◆ **Instructions for the task**:
Copy the data exactly; pictures stay out of the copy.
---- Given records
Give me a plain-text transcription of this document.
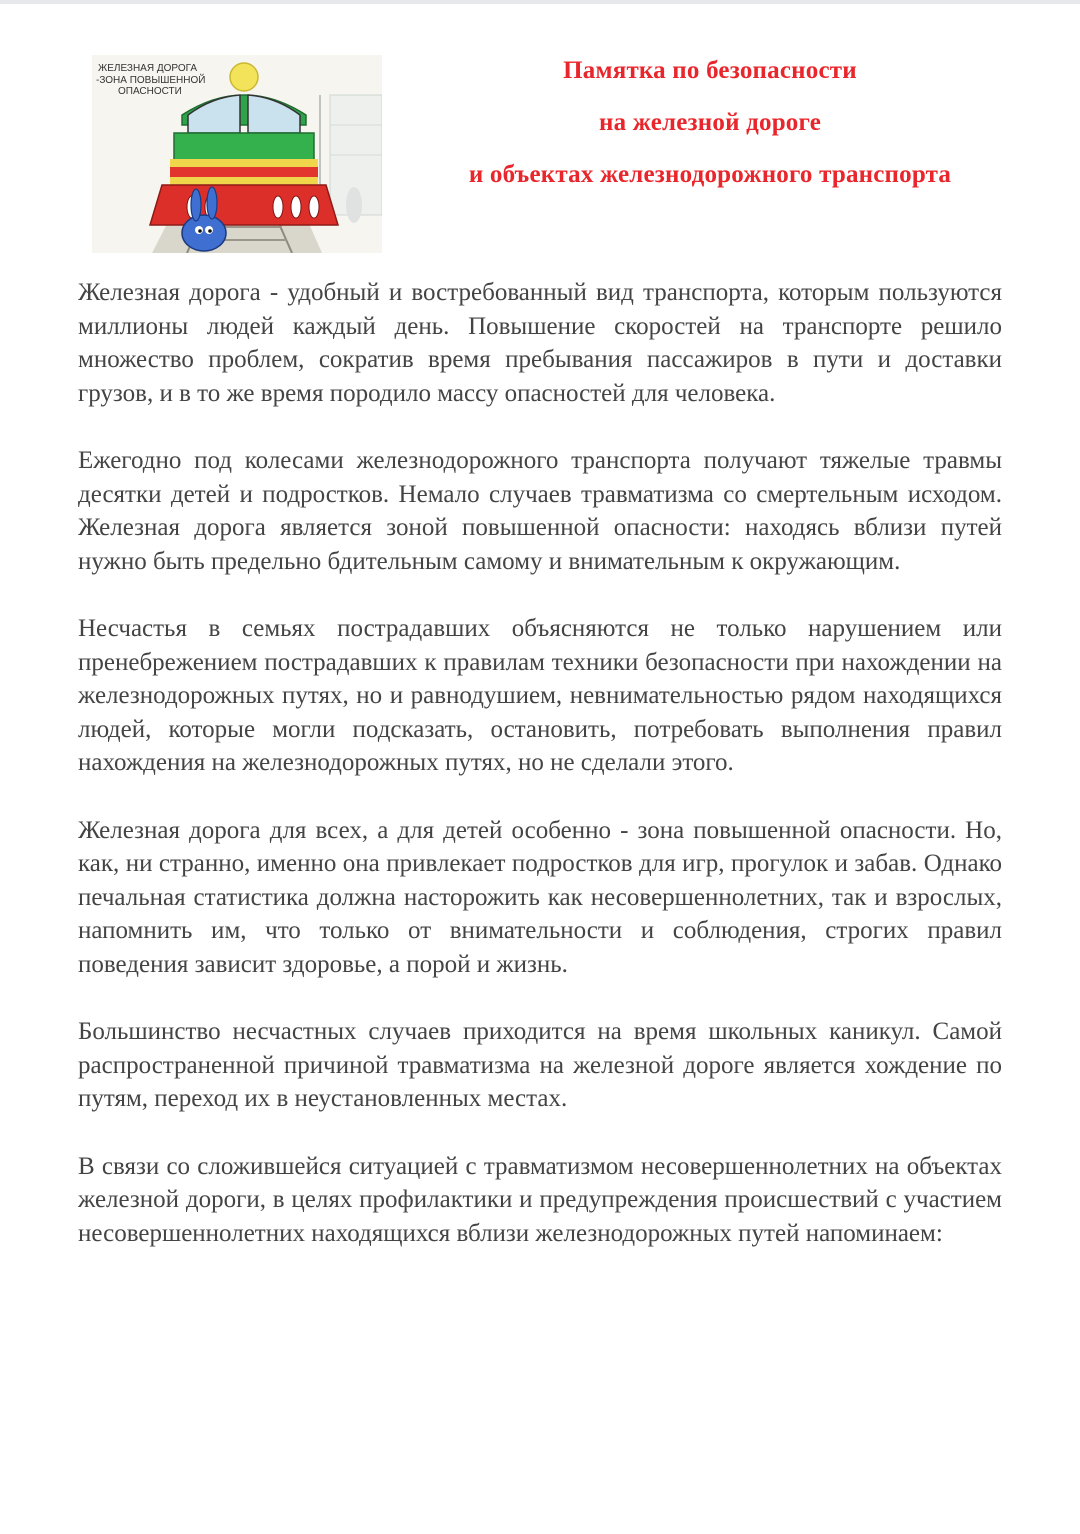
ЖЕЛЕЗНАЯ ДОРОГА
-ЗОНА ПОВЫШЕННОЙ
ОПАСНОСТИ
Памятка по безопасности
на железной дороге
и объектах железнодорожного транспорта

Железная дорога - удобный и востребованный вид транспорта, которым пользуются миллионы людей каждый день. Повышение скоростей на транспорте решило множество проблем, сократив время пребывания пассажиров в пути и доставки грузов, и в то же время породило массу опасностей для человека.

Ежегодно под колесами железнодорожного транспорта получают тяжелые травмы десятки детей и подростков. Немало случаев травматизма со смертельным исходом. Железная дорога является зоной повышенной опасности: находясь вблизи путей нужно быть предельно бдительным самому и внимательным к окружающим.

Несчастья в семьях пострадавших объясняются не только нарушением или пренебрежением пострадавших к правилам техники безопасности при нахождении на железнодорожных путях, но и равнодушием, невнимательностью рядом находящихся людей, которые могли подсказать, остановить, потребовать выполнения правил нахождения на железнодорожных путях, но не сделали этого.

Железная дорога для всех, а для детей особенно - зона повышенной опасности. Но, как, ни странно, именно она привлекает подростков для игр, прогулок и забав. Однако печальная статистика должна насторожить как несовершеннолетних, так и взрослых, напомнить им, что только от внимательности и соблюдения, строгих правил поведения зависит здоровье, а порой и жизнь.

Большинство несчастных случаев приходится на время школьных каникул. Самой распространенной причиной травматизма на железной дороге является хождение по путям, переход их в неустановленных местах.

В связи со сложившейся ситуацией с травматизмом несовершеннолетних на объектах железной дороги, в целях профилактики и предупреждения происшествий с участием несовершеннолетних находящихся вблизи железнодорожных путей напоминаем:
--------
◆ **Output below**:
Give me a plain-text transcription of this document.
ЖЕЛЕЗНАЯ ДОРОГА
-ЗОНА ПОВЫШЕННОЙ
ОПАСНОСТИ
Памятка по безопасности
на железной дороге
и объектах железнодорожного транспорта

Железная дорога - удобный и востребованный вид транспорта, которым пользуются миллионы людей каждый день. Повышение скоростей на транспорте решило множество проблем, сократив время пребывания пассажиров в пути и доставки грузов, и в то же время породило массу опасностей для человека.

Ежегодно под колесами железнодорожного транспорта получают тяжелые травмы десятки детей и подростков. Немало случаев травматизма со смертельным исходом. Железная дорога является зоной повышенной опасности: находясь вблизи путей нужно быть предельно бдительным самому и внимательным к окружающим.

Несчастья в семьях пострадавших объясняются не только нарушением или пренебрежением пострадавших к правилам техники безопасности при нахождении на железнодорожных путях, но и равнодушием, невнимательностью рядом находящихся людей, которые могли подсказать, остановить, потребовать выполнения правил нахождения на железнодорожных путях, но не сделали этого.

Железная дорога для всех, а для детей особенно - зона повышенной опасности. Но, как, ни странно, именно она привлекает подростков для игр, прогулок и забав. Однако печальная статистика должна насторожить как несовершеннолетних, так и взрослых, напомнить им, что только от внимательности и соблюдения, строгих правил поведения зависит здоровье, а порой и жизнь.

Большинство несчастных случаев приходится на время школьных каникул. Самой распространенной причиной травматизма на железной дороге является хождение по путям, переход их в неустановленных местах.

В связи со сложившейся ситуацией с травматизмом несовершеннолетних на объектах железной дороги, в целях профилактики и предупреждения происшествий с участием несовершеннолетних находящихся вблизи железнодорожных путей напоминаем:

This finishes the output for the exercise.